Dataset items
'''

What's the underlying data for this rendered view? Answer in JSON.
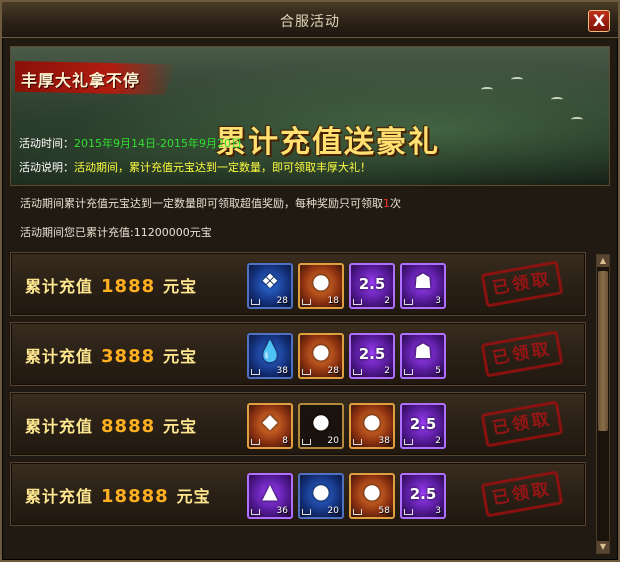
{
  "window": {
    "title": "合服活动",
    "close_label": "X"
  },
  "banner": {
    "tag": "丰厚大礼拿不停",
    "headline": "累计充值送豪礼"
  },
  "info": {
    "time_label": "活动时间：",
    "time_value": "2015年9月14日-2015年9月20日",
    "desc_label": "活动说明：",
    "desc_value": "活动期间，累计充值元宝达到一定数量，即可领取丰厚大礼！"
  },
  "notice": {
    "text_a": "活动期间累计充值元宝达到一定数量即可领取超值奖励，每种奖励只可领取",
    "limit": "1",
    "text_b": "次",
    "total_label": "活动期间您已累计充值:",
    "total_value": "11200000",
    "total_unit": "元宝"
  },
  "tiers": [
    {
      "label": "累计充值",
      "amount": "1888",
      "unit": "元宝",
      "status": "已领取",
      "items": [
        {
          "icon": "blue-crystal-icon",
          "quality": "blue",
          "count": "28"
        },
        {
          "icon": "red-orb-icon",
          "quality": "orange",
          "count": "18"
        },
        {
          "icon": "exp-2.5-icon",
          "quality": "purple",
          "count": "2",
          "text": "2.5"
        },
        {
          "icon": "dark-cloak-icon",
          "quality": "purple",
          "count": "3"
        }
      ]
    },
    {
      "label": "累计充值",
      "amount": "3888",
      "unit": "元宝",
      "status": "已领取",
      "items": [
        {
          "icon": "water-drop-icon",
          "quality": "blue",
          "count": "38"
        },
        {
          "icon": "red-orb-icon",
          "quality": "orange",
          "count": "28"
        },
        {
          "icon": "exp-2.5-icon",
          "quality": "purple",
          "count": "2",
          "text": "2.5"
        },
        {
          "icon": "dark-cloak-icon",
          "quality": "purple",
          "count": "5"
        }
      ]
    },
    {
      "label": "累计充值",
      "amount": "8888",
      "unit": "元宝",
      "status": "已领取",
      "items": [
        {
          "icon": "gold-crystal-icon",
          "quality": "orange",
          "count": "8"
        },
        {
          "icon": "green-orb-icon",
          "quality": "plain",
          "count": "20"
        },
        {
          "icon": "red-orb-icon",
          "quality": "orange",
          "count": "38"
        },
        {
          "icon": "exp-2.5-icon",
          "quality": "purple",
          "count": "2",
          "text": "2.5"
        }
      ]
    },
    {
      "label": "累计充值",
      "amount": "18888",
      "unit": "元宝",
      "status": "已领取",
      "items": [
        {
          "icon": "flame-icon",
          "quality": "purple",
          "count": "36"
        },
        {
          "icon": "blue-orb-icon",
          "quality": "blue",
          "count": "20"
        },
        {
          "icon": "red-orb-icon",
          "quality": "orange",
          "count": "58"
        },
        {
          "icon": "exp-2.5-icon",
          "quality": "purple",
          "count": "3",
          "text": "2.5"
        }
      ]
    }
  ]
}
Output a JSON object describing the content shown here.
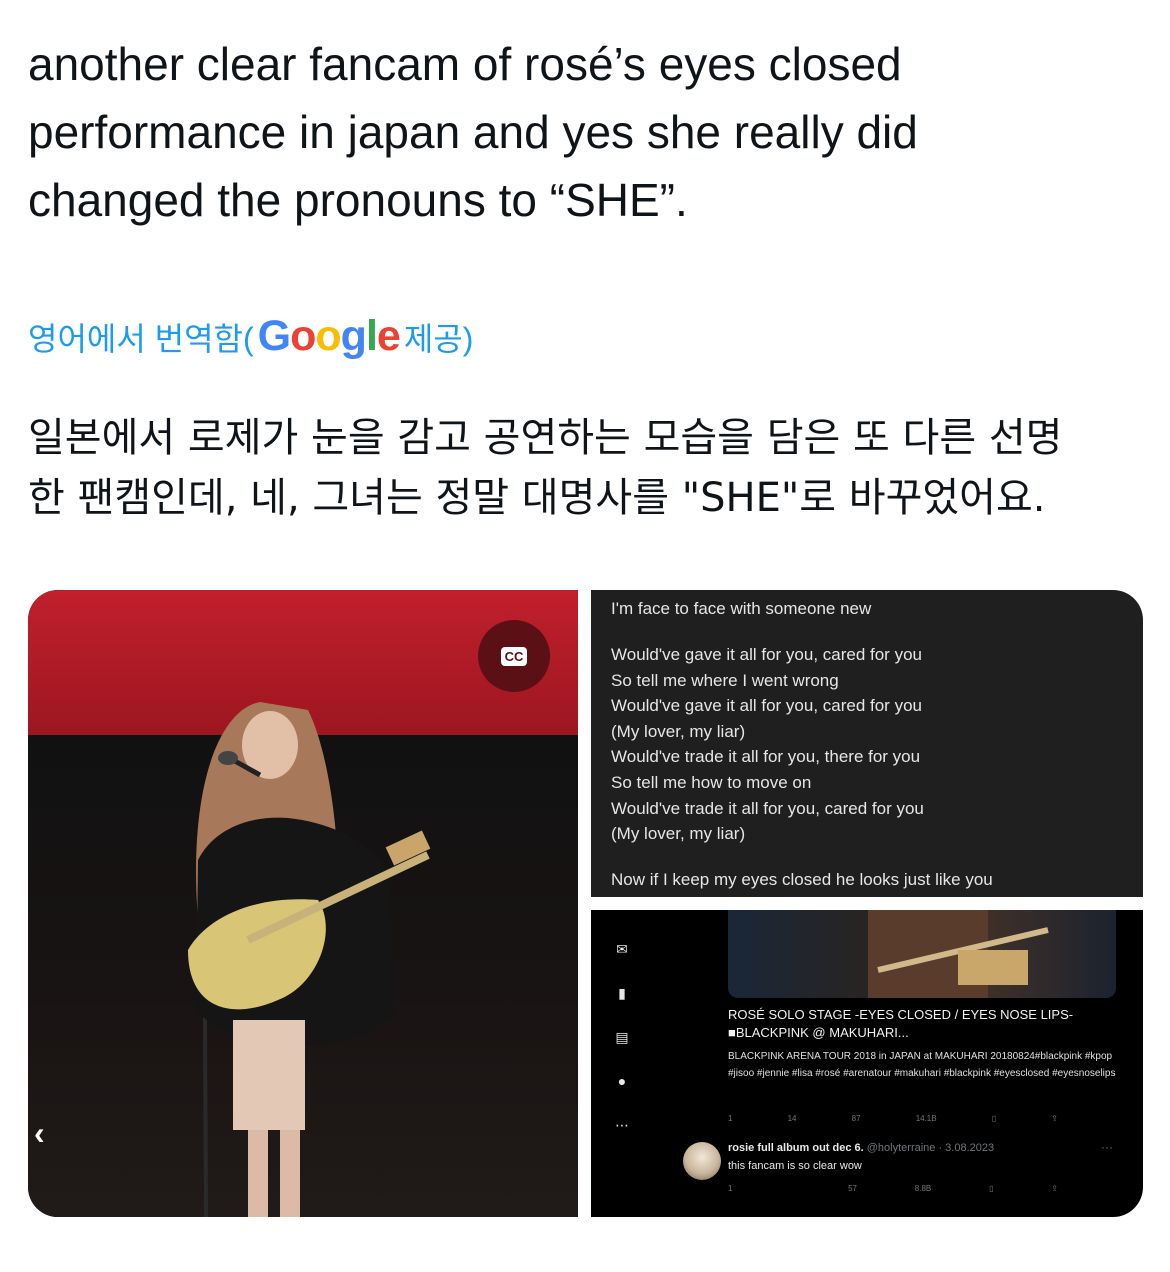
{
  "tweet": {
    "text_lines": [
      "another clear fancam of rosé’s eyes closed",
      "performance in japan and yes she really did",
      "changed the pronouns to “SHE”."
    ]
  },
  "translation": {
    "link_prefix": "영어에서 번역함(",
    "google": [
      "G",
      "o",
      "o",
      "g",
      "l",
      "e"
    ],
    "link_suffix": "제공)",
    "translated_lines": [
      "일본에서 로제가 눈을 감고 공연하는 모습을 담은 또 다른 선명",
      "한 팬캠인데, 네, 그녀는 정말 대명사를 \"SHE\"로 바꾸었어요."
    ]
  },
  "media": {
    "video": {
      "cc_label": "CC",
      "back_icon": "chevron-left-icon"
    },
    "lyrics": {
      "top_line": "I'm face to face with someone new",
      "verse": [
        "Would've gave it all for you, cared for you",
        "So tell me where I went wrong",
        "Would've gave it all for you, cared for you",
        "(My lover, my liar)",
        "Would've trade it all for you, there for you",
        "So tell me how to move on",
        "Would've trade it all for you, cared for you",
        "(My lover, my liar)"
      ],
      "bottom_line": "Now if I keep my eyes closed he looks just like you"
    },
    "screenshot": {
      "side_icons": [
        "mail-icon",
        "bookmark-icon",
        "list-icon",
        "avatar-icon",
        "more-icon"
      ],
      "video_title": "ROSÉ SOLO STAGE -EYES CLOSED / EYES NOSE LIPS- ■BLACKPINK @ MAKUHARI...",
      "video_desc": "BLACKPINK ARENA TOUR 2018 in JAPAN at MAKUHARI 20180824#blackpink #kpop #jisoo #jennie #lisa #rosé #arenatour #makuhari #blackpink #eyesclosed #eyesnoselips",
      "stats1": [
        "1",
        "14",
        "87",
        "14.1B"
      ],
      "stats2": [
        "1",
        "",
        "57",
        "8.8B"
      ],
      "reply": {
        "name": "rosie full album out dec 6.",
        "handle": "@holyterraine · 3.08.2023",
        "text": "this fancam is so clear wow"
      }
    }
  }
}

'''

*WHAT YOU WILL DO*: Locate all lines that include the word "JSON" and copy them out.

*TASK RESPONSE*:
What's the underlying data for this rendered view? Answer in JSON.
Output a JSON object describing the content shown here.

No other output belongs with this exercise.